**Raw records:**
......

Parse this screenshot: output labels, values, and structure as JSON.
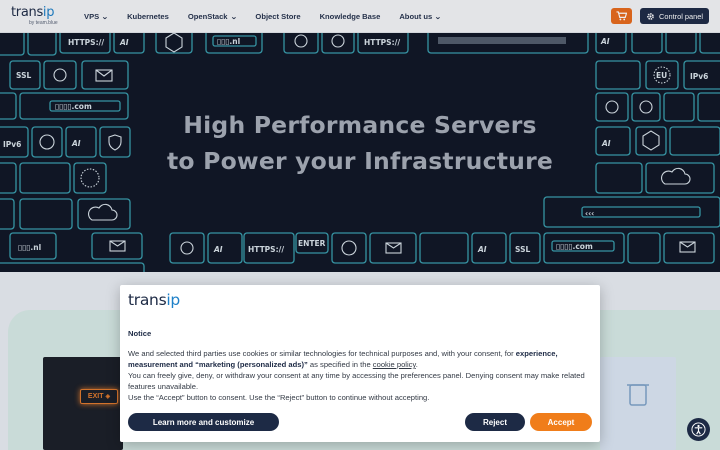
{
  "header": {
    "logo_text_main": "trans",
    "logo_text_accent": "ip",
    "logo_sub": "by team.blue",
    "nav": [
      {
        "label": "VPS",
        "has_dropdown": true
      },
      {
        "label": "Kubernetes",
        "has_dropdown": false
      },
      {
        "label": "OpenStack",
        "has_dropdown": true
      },
      {
        "label": "Object Store",
        "has_dropdown": false
      },
      {
        "label": "Knowledge Base",
        "has_dropdown": false
      },
      {
        "label": "About us",
        "has_dropdown": true
      }
    ],
    "cart_icon": "cart-icon",
    "control_panel_label": "Control panel",
    "control_panel_icon": "gear-icon"
  },
  "hero": {
    "title_line1": "High Performance Servers",
    "title_line2": "to Power your Infrastructure",
    "tile_labels": {
      "https": "HTTPS://",
      "ssl": "SSL",
      "ipv6": "IPv6",
      "eu": "EU",
      "enter": "ENTER",
      "domain_nl": "▯▯▯.nl",
      "domain_com": "▯▯▯▯.com"
    }
  },
  "content": {
    "exit_sign": "EXIT"
  },
  "cookie_modal": {
    "logo_main": "trans",
    "logo_accent": "ip",
    "title": "Notice",
    "p1_pre": "We and selected third parties use cookies or similar technologies for technical purposes and, with your consent, for ",
    "p1_bold": "experience, measurement and “marketing (personalized ads)”",
    "p1_mid": " as specified in the ",
    "p1_link": "cookie policy",
    "p1_end": ".",
    "p2": "You can freely give, deny, or withdraw your consent at any time by accessing the preferences panel. Denying consent may make related features unavailable.",
    "p3": "Use the “Accept” button to consent. Use the “Reject” button to continue without accepting.",
    "learn_more_label": "Learn more and customize",
    "reject_label": "Reject",
    "accept_label": "Accept"
  },
  "accessibility_icon": "accessibility-icon",
  "colors": {
    "brand_navy": "#1d2a45",
    "brand_blue": "#1e80c8",
    "accent_orange": "#f07d1a",
    "hero_bg": "#0f1524",
    "tile_cyan": "#3fb6c6"
  }
}
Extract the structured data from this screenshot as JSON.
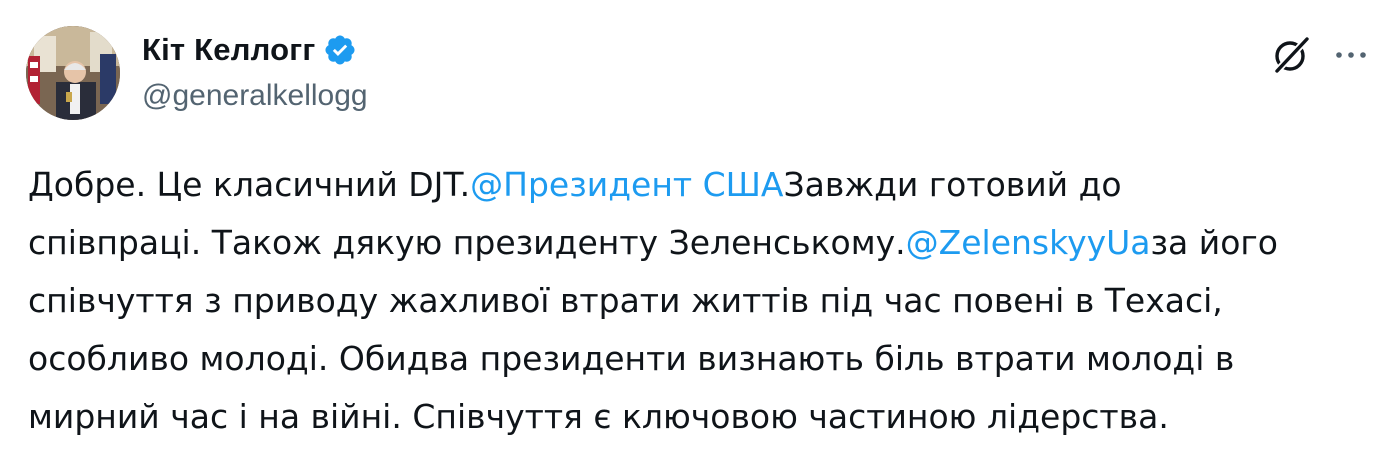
{
  "author": {
    "display_name": "Кіт Келлогг",
    "handle": "@generalkellogg",
    "verified": true,
    "verified_icon": "verified-badge-icon",
    "avatar_icon": "profile-photo"
  },
  "actions": {
    "grok_icon": "grok-icon",
    "more_icon": "more-icon"
  },
  "colors": {
    "text": "#0f1419",
    "secondary": "#536471",
    "link": "#1d9bf0"
  },
  "tweet": {
    "line1": {
      "a": "Добре. Це класичний DJT.",
      "mention1": "@Президент США",
      "b": "Завжди готовий до"
    },
    "line2": {
      "a": "співпраці. Також дякую президенту Зеленському.",
      "mention2": "@ZelenskyyUa",
      "b": "за його"
    },
    "line3": "співчуття з приводу жахливої втрати життів під час повені в Техасі,",
    "line4": "особливо молоді. Обидва президенти визнають біль втрати молоді в",
    "line5": "мирний час і на війні. Співчуття є ключовою частиною лідерства."
  }
}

......

**Short problem:**
Give the data above again in full and unchanged, skipping the pictures.

**Task output:**
Parse this screenshot: output labels, values, and structure as JSON.
{
  "header": {
    "logo_text_main": "trans",
    "logo_text_accent": "ip",
    "logo_sub": "by team.blue",
    "nav": [
      {
        "label": "VPS",
        "has_dropdown": true
      },
      {
        "label": "Kubernetes",
        "has_dropdown": false
      },
      {
        "label": "OpenStack",
        "has_dropdown": true
      },
      {
        "label": "Object Store",
        "has_dropdown": false
      },
      {
        "label": "Knowledge Base",
        "has_dropdown": false
      },
      {
        "label": "About us",
        "has_dropdown": true
      }
    ],
    "cart_icon": "cart-icon",
    "control_panel_label": "Control panel",
    "control_panel_icon": "gear-icon"
  },
  "hero": {
    "title_line1": "High Performance Servers",
    "title_line2": "to Power your Infrastructure",
    "tile_labels": {
      "https": "HTTPS://",
      "ssl": "SSL",
      "ipv6": "IPv6",
      "eu": "EU",
      "enter": "ENTER",
      "domain_nl": "▯▯▯.nl",
      "domain_com": "▯▯▯▯.com"
    }
  },
  "content": {
    "exit_sign": "EXIT"
  },
  "cookie_modal": {
    "logo_main": "trans",
    "logo_accent": "ip",
    "title": "Notice",
    "p1_pre": "We and selected third parties use cookies or similar technologies for technical purposes and, with your consent, for ",
    "p1_bold": "experience, measurement and “marketing (personalized ads)”",
    "p1_mid": " as specified in the ",
    "p1_link": "cookie policy",
    "p1_end": ".",
    "p2": "You can freely give, deny, or withdraw your consent at any time by accessing the preferences panel. Denying consent may make related features unavailable.",
    "p3": "Use the “Accept” button to consent. Use the “Reject” button to continue without accepting.",
    "learn_more_label": "Learn more and customize",
    "reject_label": "Reject",
    "accept_label": "Accept"
  },
  "accessibility_icon": "accessibility-icon",
  "colors": {
    "brand_navy": "#1d2a45",
    "brand_blue": "#1e80c8",
    "accent_orange": "#f07d1a",
    "hero_bg": "#0f1524",
    "tile_cyan": "#3fb6c6"
  }
}
Extract the structured data from this screenshot as JSON.
{
  "author": {
    "display_name": "Кіт Келлогг",
    "handle": "@generalkellogg",
    "verified": true,
    "verified_icon": "verified-badge-icon",
    "avatar_icon": "profile-photo"
  },
  "actions": {
    "grok_icon": "grok-icon",
    "more_icon": "more-icon"
  },
  "colors": {
    "text": "#0f1419",
    "secondary": "#536471",
    "link": "#1d9bf0"
  },
  "tweet": {
    "line1": {
      "a": "Добре. Це класичний DJT.",
      "mention1": "@Президент США",
      "b": "Завжди готовий до"
    },
    "line2": {
      "a": "співпраці. Також дякую президенту Зеленському.",
      "mention2": "@ZelenskyyUa",
      "b": "за його"
    },
    "line3": "співчуття з приводу жахливої втрати життів під час повені в Техасі,",
    "line4": "особливо молоді. Обидва президенти визнають біль втрати молоді в",
    "line5": "мирний час і на війні. Співчуття є ключовою частиною лідерства."
  }
}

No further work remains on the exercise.